Dataset records
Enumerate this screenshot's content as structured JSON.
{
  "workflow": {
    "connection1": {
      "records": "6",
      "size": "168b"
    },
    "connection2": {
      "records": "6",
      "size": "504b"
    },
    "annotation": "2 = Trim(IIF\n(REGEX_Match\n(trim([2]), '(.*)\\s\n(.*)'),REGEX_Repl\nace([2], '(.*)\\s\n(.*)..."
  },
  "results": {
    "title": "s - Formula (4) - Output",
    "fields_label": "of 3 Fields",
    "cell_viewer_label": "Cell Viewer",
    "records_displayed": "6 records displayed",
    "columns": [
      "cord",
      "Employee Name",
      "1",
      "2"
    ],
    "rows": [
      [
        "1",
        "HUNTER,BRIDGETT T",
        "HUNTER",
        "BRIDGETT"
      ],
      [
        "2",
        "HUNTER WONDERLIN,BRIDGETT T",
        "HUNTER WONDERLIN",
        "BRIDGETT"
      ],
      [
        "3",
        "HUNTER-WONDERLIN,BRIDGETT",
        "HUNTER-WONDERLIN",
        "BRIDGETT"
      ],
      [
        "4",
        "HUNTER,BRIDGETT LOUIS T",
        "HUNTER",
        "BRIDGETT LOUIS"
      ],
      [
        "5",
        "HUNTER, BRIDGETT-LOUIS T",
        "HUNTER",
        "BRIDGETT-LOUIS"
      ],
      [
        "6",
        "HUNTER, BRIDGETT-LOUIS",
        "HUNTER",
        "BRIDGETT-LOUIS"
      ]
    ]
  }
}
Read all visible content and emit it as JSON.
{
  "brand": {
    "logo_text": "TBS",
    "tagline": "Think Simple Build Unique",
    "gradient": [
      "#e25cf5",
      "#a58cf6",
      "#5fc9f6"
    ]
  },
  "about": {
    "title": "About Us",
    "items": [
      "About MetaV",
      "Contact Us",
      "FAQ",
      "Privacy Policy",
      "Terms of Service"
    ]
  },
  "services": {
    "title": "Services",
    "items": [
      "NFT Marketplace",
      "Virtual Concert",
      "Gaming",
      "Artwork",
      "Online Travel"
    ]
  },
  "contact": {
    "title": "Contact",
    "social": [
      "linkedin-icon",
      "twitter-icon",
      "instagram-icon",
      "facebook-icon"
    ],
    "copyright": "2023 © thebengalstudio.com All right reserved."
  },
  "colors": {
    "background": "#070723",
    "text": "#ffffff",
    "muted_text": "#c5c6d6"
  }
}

*Exercise goal*. Copy out the full material exactly as it appears.

*Full answer*.
Enumerate this screenshot's content as structured JSON.
{
  "workflow": {
    "connection1": {
      "records": "6",
      "size": "168b"
    },
    "connection2": {
      "records": "6",
      "size": "504b"
    },
    "annotation": "2 = Trim(IIF\n(REGEX_Match\n(trim([2]), '(.*)\\s\n(.*)'),REGEX_Repl\nace([2], '(.*)\\s\n(.*)..."
  },
  "results": {
    "title": "s - Formula (4) - Output",
    "fields_label": "of 3 Fields",
    "cell_viewer_label": "Cell Viewer",
    "records_displayed": "6 records displayed",
    "columns": [
      "cord",
      "Employee Name",
      "1",
      "2"
    ],
    "rows": [
      [
        "1",
        "HUNTER,BRIDGETT T",
        "HUNTER",
        "BRIDGETT"
      ],
      [
        "2",
        "HUNTER WONDERLIN,BRIDGETT T",
        "HUNTER WONDERLIN",
        "BRIDGETT"
      ],
      [
        "3",
        "HUNTER-WONDERLIN,BRIDGETT",
        "HUNTER-WONDERLIN",
        "BRIDGETT"
      ],
      [
        "4",
        "HUNTER,BRIDGETT LOUIS T",
        "HUNTER",
        "BRIDGETT LOUIS"
      ],
      [
        "5",
        "HUNTER, BRIDGETT-LOUIS T",
        "HUNTER",
        "BRIDGETT-LOUIS"
      ],
      [
        "6",
        "HUNTER, BRIDGETT-LOUIS",
        "HUNTER",
        "BRIDGETT-LOUIS"
      ]
    ]
  }
}
Read all visible content and emit it as JSON.
{
  "brand": {
    "logo_text": "TBS",
    "tagline": "Think Simple Build Unique",
    "gradient": [
      "#e25cf5",
      "#a58cf6",
      "#5fc9f6"
    ]
  },
  "about": {
    "title": "About Us",
    "items": [
      "About MetaV",
      "Contact Us",
      "FAQ",
      "Privacy Policy",
      "Terms of Service"
    ]
  },
  "services": {
    "title": "Services",
    "items": [
      "NFT Marketplace",
      "Virtual Concert",
      "Gaming",
      "Artwork",
      "Online Travel"
    ]
  },
  "contact": {
    "title": "Contact",
    "social": [
      "linkedin-icon",
      "twitter-icon",
      "instagram-icon",
      "facebook-icon"
    ],
    "copyright": "2023 © thebengalstudio.com All right reserved."
  },
  "colors": {
    "background": "#070723",
    "text": "#ffffff",
    "muted_text": "#c5c6d6"
  }
}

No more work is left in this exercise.